Collected data entries:
---+---

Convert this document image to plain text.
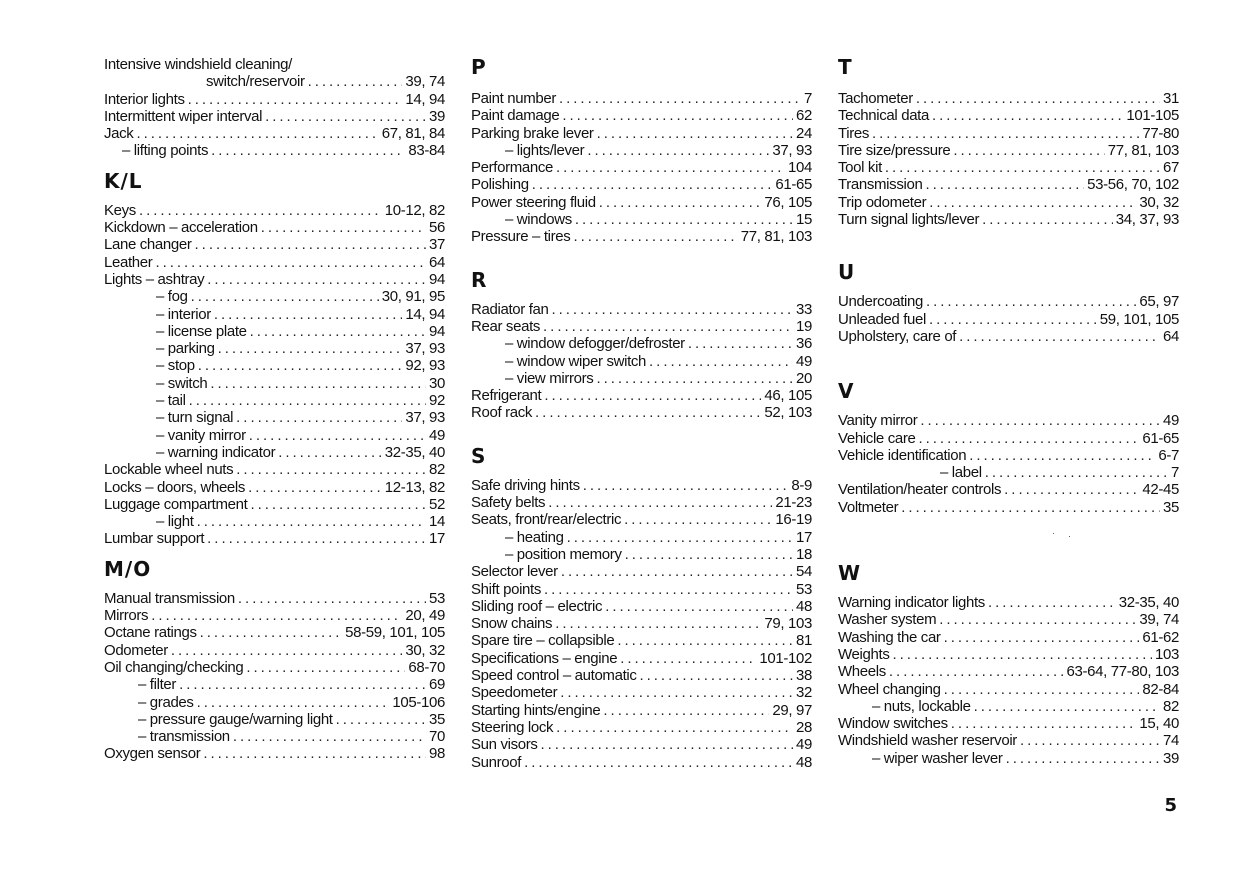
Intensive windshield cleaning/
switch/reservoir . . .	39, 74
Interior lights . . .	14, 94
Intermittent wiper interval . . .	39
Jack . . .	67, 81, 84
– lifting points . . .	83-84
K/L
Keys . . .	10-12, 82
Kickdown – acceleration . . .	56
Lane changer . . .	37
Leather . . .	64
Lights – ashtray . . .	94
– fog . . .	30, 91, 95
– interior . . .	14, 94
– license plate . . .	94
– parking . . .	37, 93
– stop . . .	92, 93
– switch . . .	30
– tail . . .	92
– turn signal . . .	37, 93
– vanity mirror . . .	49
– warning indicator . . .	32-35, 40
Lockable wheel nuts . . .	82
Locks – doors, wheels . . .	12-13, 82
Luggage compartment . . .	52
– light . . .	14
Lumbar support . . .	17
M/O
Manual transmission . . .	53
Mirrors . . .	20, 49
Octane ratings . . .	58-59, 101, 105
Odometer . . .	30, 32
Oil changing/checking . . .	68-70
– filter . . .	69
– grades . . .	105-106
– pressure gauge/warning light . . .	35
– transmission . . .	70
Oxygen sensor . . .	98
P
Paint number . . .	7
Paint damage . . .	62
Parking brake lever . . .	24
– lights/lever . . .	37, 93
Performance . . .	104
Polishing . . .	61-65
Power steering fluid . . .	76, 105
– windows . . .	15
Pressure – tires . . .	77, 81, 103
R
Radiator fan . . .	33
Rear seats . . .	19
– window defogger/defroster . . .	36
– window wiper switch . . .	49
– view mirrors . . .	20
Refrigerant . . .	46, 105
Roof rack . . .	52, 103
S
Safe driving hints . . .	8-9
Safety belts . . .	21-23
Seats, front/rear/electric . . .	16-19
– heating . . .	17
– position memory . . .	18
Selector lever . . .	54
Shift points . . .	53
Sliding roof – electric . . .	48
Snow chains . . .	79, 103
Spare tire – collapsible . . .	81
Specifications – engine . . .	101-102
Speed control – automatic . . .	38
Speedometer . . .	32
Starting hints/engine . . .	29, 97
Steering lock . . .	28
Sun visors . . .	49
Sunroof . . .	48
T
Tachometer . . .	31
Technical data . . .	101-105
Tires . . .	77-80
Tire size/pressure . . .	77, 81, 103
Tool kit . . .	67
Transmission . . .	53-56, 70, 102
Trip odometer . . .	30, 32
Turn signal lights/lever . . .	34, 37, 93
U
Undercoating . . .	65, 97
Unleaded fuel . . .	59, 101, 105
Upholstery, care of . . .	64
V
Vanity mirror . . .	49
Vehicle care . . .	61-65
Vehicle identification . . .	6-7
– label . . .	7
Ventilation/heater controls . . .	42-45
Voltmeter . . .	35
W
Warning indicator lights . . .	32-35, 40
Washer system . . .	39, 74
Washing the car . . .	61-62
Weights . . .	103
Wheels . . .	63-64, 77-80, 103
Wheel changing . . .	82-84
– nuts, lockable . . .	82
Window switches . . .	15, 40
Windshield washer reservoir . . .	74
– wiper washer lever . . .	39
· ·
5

---+---

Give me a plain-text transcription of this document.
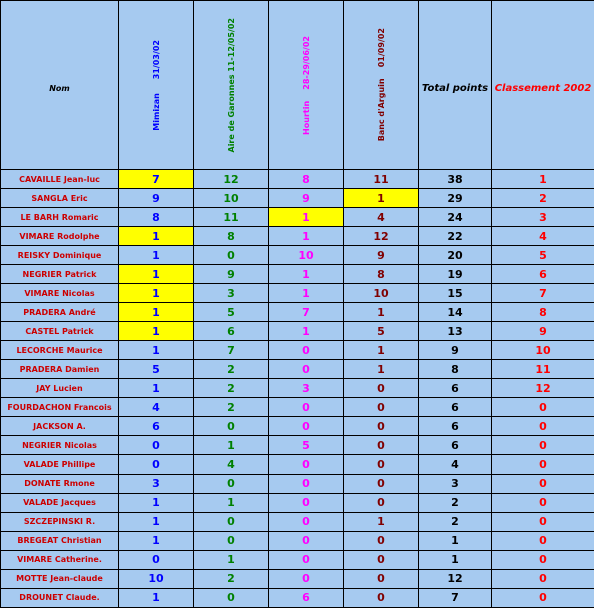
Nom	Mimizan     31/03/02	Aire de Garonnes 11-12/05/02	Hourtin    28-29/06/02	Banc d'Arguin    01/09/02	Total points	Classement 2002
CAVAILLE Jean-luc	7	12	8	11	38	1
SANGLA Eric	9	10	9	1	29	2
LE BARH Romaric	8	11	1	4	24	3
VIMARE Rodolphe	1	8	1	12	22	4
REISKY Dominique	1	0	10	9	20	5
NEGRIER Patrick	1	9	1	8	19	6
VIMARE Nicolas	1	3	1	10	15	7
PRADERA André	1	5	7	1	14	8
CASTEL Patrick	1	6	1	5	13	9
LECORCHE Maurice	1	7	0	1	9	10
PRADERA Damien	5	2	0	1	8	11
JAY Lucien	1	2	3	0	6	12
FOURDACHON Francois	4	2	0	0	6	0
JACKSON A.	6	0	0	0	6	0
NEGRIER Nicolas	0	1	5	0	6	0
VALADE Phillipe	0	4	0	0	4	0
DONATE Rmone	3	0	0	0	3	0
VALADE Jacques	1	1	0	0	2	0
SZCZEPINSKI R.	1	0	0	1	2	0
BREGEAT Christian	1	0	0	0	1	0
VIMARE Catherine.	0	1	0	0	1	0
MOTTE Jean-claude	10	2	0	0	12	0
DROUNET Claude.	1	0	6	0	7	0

---+---

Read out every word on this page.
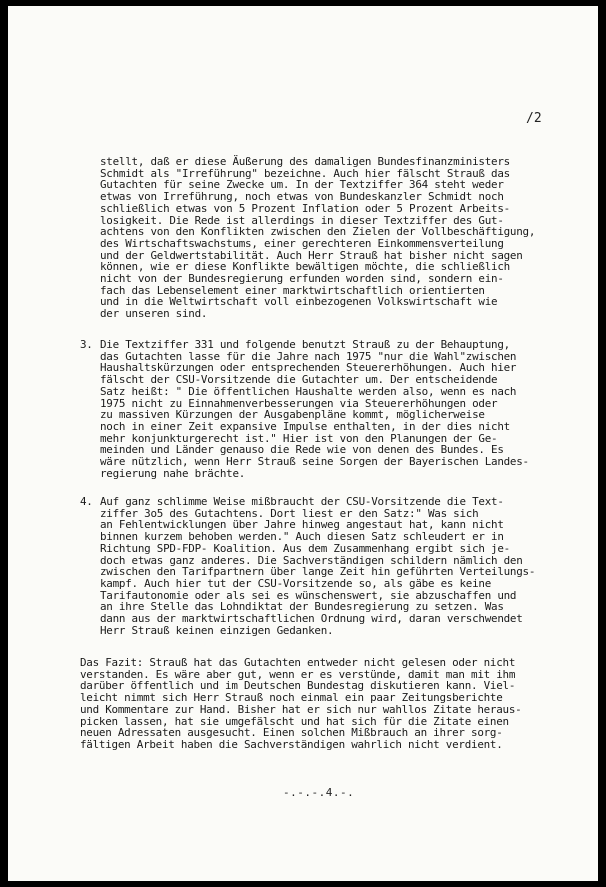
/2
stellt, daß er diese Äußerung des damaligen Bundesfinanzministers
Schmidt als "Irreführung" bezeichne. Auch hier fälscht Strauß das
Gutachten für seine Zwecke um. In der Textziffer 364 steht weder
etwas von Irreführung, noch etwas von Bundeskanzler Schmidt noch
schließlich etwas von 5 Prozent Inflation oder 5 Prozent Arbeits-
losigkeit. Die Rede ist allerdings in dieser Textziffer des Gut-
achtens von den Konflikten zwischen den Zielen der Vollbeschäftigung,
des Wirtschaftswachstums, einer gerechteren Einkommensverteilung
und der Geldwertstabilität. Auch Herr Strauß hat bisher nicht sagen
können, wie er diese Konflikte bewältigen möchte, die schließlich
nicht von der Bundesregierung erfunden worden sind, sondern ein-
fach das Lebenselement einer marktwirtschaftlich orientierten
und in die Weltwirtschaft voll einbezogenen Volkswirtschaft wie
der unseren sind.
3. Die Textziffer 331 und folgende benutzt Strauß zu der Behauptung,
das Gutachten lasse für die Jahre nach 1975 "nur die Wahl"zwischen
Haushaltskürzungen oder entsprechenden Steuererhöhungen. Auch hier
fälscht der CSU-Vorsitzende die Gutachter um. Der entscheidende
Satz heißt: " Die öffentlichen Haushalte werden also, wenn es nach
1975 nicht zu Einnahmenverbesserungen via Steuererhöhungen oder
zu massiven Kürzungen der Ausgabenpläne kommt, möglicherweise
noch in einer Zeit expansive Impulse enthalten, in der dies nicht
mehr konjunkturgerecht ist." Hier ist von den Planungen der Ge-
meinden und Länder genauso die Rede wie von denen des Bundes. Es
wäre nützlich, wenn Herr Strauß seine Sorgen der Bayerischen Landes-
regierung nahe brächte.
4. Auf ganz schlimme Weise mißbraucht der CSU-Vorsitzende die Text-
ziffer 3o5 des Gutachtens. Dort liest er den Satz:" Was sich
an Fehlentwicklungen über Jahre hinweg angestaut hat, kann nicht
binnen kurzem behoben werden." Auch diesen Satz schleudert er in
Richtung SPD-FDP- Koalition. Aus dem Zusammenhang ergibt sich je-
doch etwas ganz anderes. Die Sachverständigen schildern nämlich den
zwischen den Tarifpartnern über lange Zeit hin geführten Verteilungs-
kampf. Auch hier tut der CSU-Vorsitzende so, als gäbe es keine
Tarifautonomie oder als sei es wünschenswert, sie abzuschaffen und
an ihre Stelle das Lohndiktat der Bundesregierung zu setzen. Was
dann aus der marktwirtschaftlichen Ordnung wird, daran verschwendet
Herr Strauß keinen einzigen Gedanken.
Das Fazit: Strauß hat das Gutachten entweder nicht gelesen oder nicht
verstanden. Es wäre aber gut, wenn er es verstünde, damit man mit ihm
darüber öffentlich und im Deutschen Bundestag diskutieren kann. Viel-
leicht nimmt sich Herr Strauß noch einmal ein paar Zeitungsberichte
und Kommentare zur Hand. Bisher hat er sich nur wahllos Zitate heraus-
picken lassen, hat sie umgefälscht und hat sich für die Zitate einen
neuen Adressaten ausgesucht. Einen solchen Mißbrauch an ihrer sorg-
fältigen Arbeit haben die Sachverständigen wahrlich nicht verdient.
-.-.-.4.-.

---+---

Problem requirements: Search the entries for "Strauß" and copy out each line that has it.

Exercise result:
Schmidt als "Irreführung" bezeichne. Auch hier fälscht Strauß das
und der Geldwertstabilität. Auch Herr Strauß hat bisher nicht sagen
3. Die Textziffer 331 und folgende benutzt Strauß zu der Behauptung,
wäre nützlich, wenn Herr Strauß seine Sorgen der Bayerischen Landes-
Herr Strauß keinen einzigen Gedanken.
Das Fazit: Strauß hat das Gutachten entweder nicht gelesen oder nicht
leicht nimmt sich Herr Strauß noch einmal ein paar Zeitungsberichte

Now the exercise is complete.